Dataset excerpts —
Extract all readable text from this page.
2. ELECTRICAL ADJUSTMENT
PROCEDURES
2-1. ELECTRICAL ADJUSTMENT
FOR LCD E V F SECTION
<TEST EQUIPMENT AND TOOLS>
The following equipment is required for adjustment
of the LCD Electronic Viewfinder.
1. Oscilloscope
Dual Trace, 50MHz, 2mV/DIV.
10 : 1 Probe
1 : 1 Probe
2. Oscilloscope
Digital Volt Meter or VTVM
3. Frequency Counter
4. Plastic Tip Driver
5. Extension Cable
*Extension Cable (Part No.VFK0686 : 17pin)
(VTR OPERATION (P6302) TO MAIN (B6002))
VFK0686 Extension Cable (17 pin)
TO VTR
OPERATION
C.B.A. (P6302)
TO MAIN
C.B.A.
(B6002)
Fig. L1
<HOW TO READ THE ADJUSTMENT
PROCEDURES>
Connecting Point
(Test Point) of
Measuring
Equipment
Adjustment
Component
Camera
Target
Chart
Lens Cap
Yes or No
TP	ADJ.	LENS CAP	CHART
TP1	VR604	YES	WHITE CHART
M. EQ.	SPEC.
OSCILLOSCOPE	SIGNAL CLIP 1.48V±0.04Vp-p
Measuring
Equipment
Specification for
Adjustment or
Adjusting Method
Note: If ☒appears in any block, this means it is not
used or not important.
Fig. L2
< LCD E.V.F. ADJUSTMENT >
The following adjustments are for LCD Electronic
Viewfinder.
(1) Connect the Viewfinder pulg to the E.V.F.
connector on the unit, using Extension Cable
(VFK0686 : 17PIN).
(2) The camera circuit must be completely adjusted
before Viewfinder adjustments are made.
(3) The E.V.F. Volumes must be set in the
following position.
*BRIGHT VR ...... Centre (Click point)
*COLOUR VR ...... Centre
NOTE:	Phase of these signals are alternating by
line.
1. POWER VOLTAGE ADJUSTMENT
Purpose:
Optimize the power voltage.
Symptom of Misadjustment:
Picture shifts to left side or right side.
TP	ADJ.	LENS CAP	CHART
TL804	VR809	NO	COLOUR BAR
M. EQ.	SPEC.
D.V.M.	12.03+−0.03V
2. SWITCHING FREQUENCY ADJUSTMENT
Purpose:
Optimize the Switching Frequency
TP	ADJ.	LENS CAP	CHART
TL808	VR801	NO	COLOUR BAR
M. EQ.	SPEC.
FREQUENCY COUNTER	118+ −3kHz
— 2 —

Objective — From the listing above, reproduce all the lines exactly.

Answer for this exercise —
Extract all readable text from this page.
2. ELECTRICAL ADJUSTMENT
PROCEDURES
2-1. ELECTRICAL ADJUSTMENT
FOR LCD E V F SECTION
<TEST EQUIPMENT AND TOOLS>
The following equipment is required for adjustment
of the LCD Electronic Viewfinder.
1. Oscilloscope
Dual Trace, 50MHz, 2mV/DIV.
10 : 1 Probe
1 : 1 Probe
2. Oscilloscope
Digital Volt Meter or VTVM
3. Frequency Counter
4. Plastic Tip Driver
5. Extension Cable
*Extension Cable (Part No.VFK0686 : 17pin)
(VTR OPERATION (P6302) TO MAIN (B6002))
VFK0686 Extension Cable (17 pin)
TO VTR
OPERATION
C.B.A. (P6302)
TO MAIN
C.B.A.
(B6002)
Fig. L1
<HOW TO READ THE ADJUSTMENT
PROCEDURES>
Connecting Point
(Test Point) of
Measuring
Equipment
Adjustment
Component
Camera
Target
Chart
Lens Cap
Yes or No
TP	ADJ.	LENS CAP	CHART
TP1	VR604	YES	WHITE CHART
M. EQ.	SPEC.
OSCILLOSCOPE	SIGNAL CLIP 1.48V±0.04Vp-p
Measuring
Equipment
Specification for
Adjustment or
Adjusting Method
Note: If ☒appears in any block, this means it is not
used or not important.
Fig. L2
< LCD E.V.F. ADJUSTMENT >
The following adjustments are for LCD Electronic
Viewfinder.
(1) Connect the Viewfinder pulg to the E.V.F.
connector on the unit, using Extension Cable
(VFK0686 : 17PIN).
(2) The camera circuit must be completely adjusted
before Viewfinder adjustments are made.
(3) The E.V.F. Volumes must be set in the
following position.
*BRIGHT VR ...... Centre (Click point)
*COLOUR VR ...... Centre
NOTE:	Phase of these signals are alternating by
line.
1. POWER VOLTAGE ADJUSTMENT
Purpose:
Optimize the power voltage.
Symptom of Misadjustment:
Picture shifts to left side or right side.
TP	ADJ.	LENS CAP	CHART
TL804	VR809	NO	COLOUR BAR
M. EQ.	SPEC.
D.V.M.	12.03+−0.03V
2. SWITCHING FREQUENCY ADJUSTMENT
Purpose:
Optimize the Switching Frequency
TP	ADJ.	LENS CAP	CHART
TL808	VR801	NO	COLOUR BAR
M. EQ.	SPEC.
FREQUENCY COUNTER	118+ −3kHz
— 2 —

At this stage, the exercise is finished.